> [EXERCISE DESCRIPTION] Each line below must be set down exactly; omit any image you find.

> [DATA SHOWN]

================

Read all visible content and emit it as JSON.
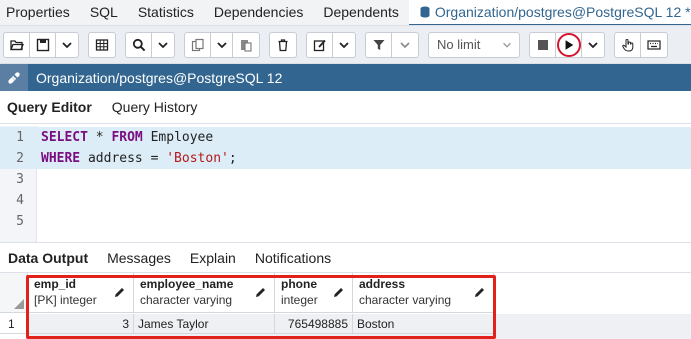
{
  "tabs": [
    {
      "label": "Properties"
    },
    {
      "label": "SQL"
    },
    {
      "label": "Statistics"
    },
    {
      "label": "Dependencies"
    },
    {
      "label": "Dependents"
    },
    {
      "label": "Organization/postgres@PostgreSQL 12 *",
      "active": true
    }
  ],
  "toolbar": {
    "limit_label": "No limit"
  },
  "connection": {
    "title": "Organization/postgres@PostgreSQL 12"
  },
  "editor_tabs": [
    {
      "label": "Query Editor",
      "active": true
    },
    {
      "label": "Query History"
    }
  ],
  "editor": {
    "line_numbers": [
      "1",
      "2",
      "3",
      "4",
      "5"
    ],
    "line1": {
      "kw1": "SELECT",
      "mid": " * ",
      "kw2": "FROM",
      "rest": " Employee"
    },
    "line2": {
      "kw1": "WHERE",
      "mid": " address = ",
      "str": "'Boston'",
      "rest": ";"
    }
  },
  "output_tabs": [
    {
      "label": "Data Output",
      "active": true
    },
    {
      "label": "Messages"
    },
    {
      "label": "Explain"
    },
    {
      "label": "Notifications"
    }
  ],
  "grid": {
    "columns": [
      {
        "name": "emp_id",
        "type": "[PK] integer"
      },
      {
        "name": "employee_name",
        "type": "character varying"
      },
      {
        "name": "phone",
        "type": "integer"
      },
      {
        "name": "address",
        "type": "character varying"
      }
    ],
    "rows": [
      {
        "num": "1",
        "cells": [
          "3",
          "James Taylor",
          "765498885",
          "Boston"
        ]
      }
    ]
  },
  "colors": {
    "accent": "#326690",
    "highlight_box": "#e0211c",
    "keyword": "#7a0e82",
    "string": "#b51a1a"
  }
}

================

> [TASK RESULT]
Read all visible content and emit it as JSON.
{
  "tabs": [
    {
      "label": "Properties"
    },
    {
      "label": "SQL"
    },
    {
      "label": "Statistics"
    },
    {
      "label": "Dependencies"
    },
    {
      "label": "Dependents"
    },
    {
      "label": "Organization/postgres@PostgreSQL 12 *",
      "active": true
    }
  ],
  "toolbar": {
    "limit_label": "No limit"
  },
  "connection": {
    "title": "Organization/postgres@PostgreSQL 12"
  },
  "editor_tabs": [
    {
      "label": "Query Editor",
      "active": true
    },
    {
      "label": "Query History"
    }
  ],
  "editor": {
    "line_numbers": [
      "1",
      "2",
      "3",
      "4",
      "5"
    ],
    "line1": {
      "kw1": "SELECT",
      "mid": " * ",
      "kw2": "FROM",
      "rest": " Employee"
    },
    "line2": {
      "kw1": "WHERE",
      "mid": " address = ",
      "str": "'Boston'",
      "rest": ";"
    }
  },
  "output_tabs": [
    {
      "label": "Data Output",
      "active": true
    },
    {
      "label": "Messages"
    },
    {
      "label": "Explain"
    },
    {
      "label": "Notifications"
    }
  ],
  "grid": {
    "columns": [
      {
        "name": "emp_id",
        "type": "[PK] integer"
      },
      {
        "name": "employee_name",
        "type": "character varying"
      },
      {
        "name": "phone",
        "type": "integer"
      },
      {
        "name": "address",
        "type": "character varying"
      }
    ],
    "rows": [
      {
        "num": "1",
        "cells": [
          "3",
          "James Taylor",
          "765498885",
          "Boston"
        ]
      }
    ]
  },
  "colors": {
    "accent": "#326690",
    "highlight_box": "#e0211c",
    "keyword": "#7a0e82",
    "string": "#b51a1a"
  }
}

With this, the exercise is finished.